Given exercise: Summarize the television piece on Confessions of a Crime Boss in two sentences.

John Gilligan comes across as smirking and shifty in Confessions of a Crime Boss

Television: Confessions of a Crime Boss alarmed Ministers concerned it might sanitise the drug dealer. He doesn’t come out well from the first episode

Confessions of a Crime Boss: John Gilligan in Virgin Media's documentary
Confessions of a Crime Boss: John Gilligan in Virgin Media's documentary

How should we feel about Virgin Media airing an interview with John Gilligan, the drug dealer and gangland figure? Minister for Justice Helen McEntee doesn’t seem keen – she said she wouldn’t be watching Confessions of a Crime Boss (Virgin Media One, Monday, 10pm). Minister of State Hildegarde Naughton, who is responsible for the Government’s national drugs strategy, shares that opinion. “I don’t think the producers have exercised particularly good judgment by giving John Gilligan the opportunity to speak about his actions on national television,” she said.

Data:
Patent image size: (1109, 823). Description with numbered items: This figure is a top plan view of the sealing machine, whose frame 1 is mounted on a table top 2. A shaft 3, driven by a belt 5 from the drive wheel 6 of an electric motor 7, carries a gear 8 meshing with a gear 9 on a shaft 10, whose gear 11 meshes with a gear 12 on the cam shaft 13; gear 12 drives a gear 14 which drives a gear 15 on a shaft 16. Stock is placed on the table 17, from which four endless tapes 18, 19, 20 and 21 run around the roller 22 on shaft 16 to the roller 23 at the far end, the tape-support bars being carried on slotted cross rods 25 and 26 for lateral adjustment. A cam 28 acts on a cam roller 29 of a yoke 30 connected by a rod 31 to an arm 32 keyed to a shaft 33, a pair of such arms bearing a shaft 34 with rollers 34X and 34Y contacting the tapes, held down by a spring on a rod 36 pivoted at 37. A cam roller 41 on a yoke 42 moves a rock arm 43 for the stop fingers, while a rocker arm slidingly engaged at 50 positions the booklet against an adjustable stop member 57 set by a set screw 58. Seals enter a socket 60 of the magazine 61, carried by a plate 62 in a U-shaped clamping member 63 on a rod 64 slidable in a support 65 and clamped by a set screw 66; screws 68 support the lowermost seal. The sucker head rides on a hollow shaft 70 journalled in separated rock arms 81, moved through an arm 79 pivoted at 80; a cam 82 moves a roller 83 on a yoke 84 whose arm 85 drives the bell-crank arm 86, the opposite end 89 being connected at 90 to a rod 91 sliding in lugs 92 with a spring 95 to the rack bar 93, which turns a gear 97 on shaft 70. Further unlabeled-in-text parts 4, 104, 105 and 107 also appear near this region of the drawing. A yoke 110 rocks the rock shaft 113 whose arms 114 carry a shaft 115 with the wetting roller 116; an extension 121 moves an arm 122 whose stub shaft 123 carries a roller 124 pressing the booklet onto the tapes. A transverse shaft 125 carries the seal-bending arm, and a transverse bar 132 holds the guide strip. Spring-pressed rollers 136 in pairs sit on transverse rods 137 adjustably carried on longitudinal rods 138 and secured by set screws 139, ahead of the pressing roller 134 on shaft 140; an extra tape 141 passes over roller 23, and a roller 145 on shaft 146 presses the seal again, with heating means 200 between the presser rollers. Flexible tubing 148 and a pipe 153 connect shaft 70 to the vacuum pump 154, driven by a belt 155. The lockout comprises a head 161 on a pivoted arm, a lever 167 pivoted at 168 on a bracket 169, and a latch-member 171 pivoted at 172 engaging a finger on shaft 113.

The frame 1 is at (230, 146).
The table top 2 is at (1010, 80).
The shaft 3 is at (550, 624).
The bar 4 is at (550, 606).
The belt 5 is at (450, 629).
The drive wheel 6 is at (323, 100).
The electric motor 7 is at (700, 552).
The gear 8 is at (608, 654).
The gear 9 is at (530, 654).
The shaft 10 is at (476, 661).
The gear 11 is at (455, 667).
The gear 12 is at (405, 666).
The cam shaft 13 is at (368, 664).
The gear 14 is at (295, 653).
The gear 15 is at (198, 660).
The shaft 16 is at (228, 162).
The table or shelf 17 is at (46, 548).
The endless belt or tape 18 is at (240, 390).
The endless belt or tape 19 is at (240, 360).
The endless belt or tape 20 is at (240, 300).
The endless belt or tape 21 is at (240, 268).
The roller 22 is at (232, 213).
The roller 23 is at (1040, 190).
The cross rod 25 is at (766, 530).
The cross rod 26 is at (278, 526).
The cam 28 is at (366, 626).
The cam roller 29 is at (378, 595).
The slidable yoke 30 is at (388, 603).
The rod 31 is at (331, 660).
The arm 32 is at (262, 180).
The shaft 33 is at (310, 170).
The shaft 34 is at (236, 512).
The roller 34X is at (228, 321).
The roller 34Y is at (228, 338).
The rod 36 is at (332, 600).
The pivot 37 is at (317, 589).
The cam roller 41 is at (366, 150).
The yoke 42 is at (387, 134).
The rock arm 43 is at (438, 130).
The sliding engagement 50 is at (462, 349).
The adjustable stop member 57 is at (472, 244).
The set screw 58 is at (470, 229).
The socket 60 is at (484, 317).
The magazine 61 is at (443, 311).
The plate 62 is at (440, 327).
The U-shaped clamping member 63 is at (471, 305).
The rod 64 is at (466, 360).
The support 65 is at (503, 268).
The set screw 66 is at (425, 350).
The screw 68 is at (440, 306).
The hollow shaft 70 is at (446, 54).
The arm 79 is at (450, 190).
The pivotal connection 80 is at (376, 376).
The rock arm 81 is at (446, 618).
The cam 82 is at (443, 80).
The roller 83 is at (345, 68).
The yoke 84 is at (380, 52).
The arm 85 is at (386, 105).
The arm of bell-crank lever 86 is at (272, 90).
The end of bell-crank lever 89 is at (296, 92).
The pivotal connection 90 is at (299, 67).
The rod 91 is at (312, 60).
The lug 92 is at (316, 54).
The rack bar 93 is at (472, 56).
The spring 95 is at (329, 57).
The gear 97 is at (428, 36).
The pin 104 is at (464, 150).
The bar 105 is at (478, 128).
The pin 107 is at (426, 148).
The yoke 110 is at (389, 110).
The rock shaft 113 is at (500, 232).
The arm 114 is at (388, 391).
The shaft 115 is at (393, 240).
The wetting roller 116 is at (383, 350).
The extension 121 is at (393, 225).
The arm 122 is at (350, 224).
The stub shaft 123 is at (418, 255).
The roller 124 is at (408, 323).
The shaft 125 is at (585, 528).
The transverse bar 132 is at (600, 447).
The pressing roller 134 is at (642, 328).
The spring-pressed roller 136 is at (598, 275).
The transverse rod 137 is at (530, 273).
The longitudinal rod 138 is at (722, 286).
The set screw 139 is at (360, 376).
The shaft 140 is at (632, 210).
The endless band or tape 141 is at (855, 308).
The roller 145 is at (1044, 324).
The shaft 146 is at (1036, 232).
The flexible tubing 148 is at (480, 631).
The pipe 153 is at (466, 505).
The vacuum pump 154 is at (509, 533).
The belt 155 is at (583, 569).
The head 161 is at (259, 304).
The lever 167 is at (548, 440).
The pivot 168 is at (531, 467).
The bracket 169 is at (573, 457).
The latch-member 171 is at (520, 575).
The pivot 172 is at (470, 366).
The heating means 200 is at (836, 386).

Response: Virgin Media's documentary Confessions of a Crime Boss, an interview with drug dealer and gangland figure John Gilligan, alarmed Ministers concerned it might sanitize him, though he comes across as smirking and shifty and does not come out well from the first episode. Minister for Justice Helen McEntee said she would not be watching, and Minister of State Hildegarde Naughton said the producers had not exercised particularly good judgment in giving Gilligan the opportunity to speak about his actions on national television.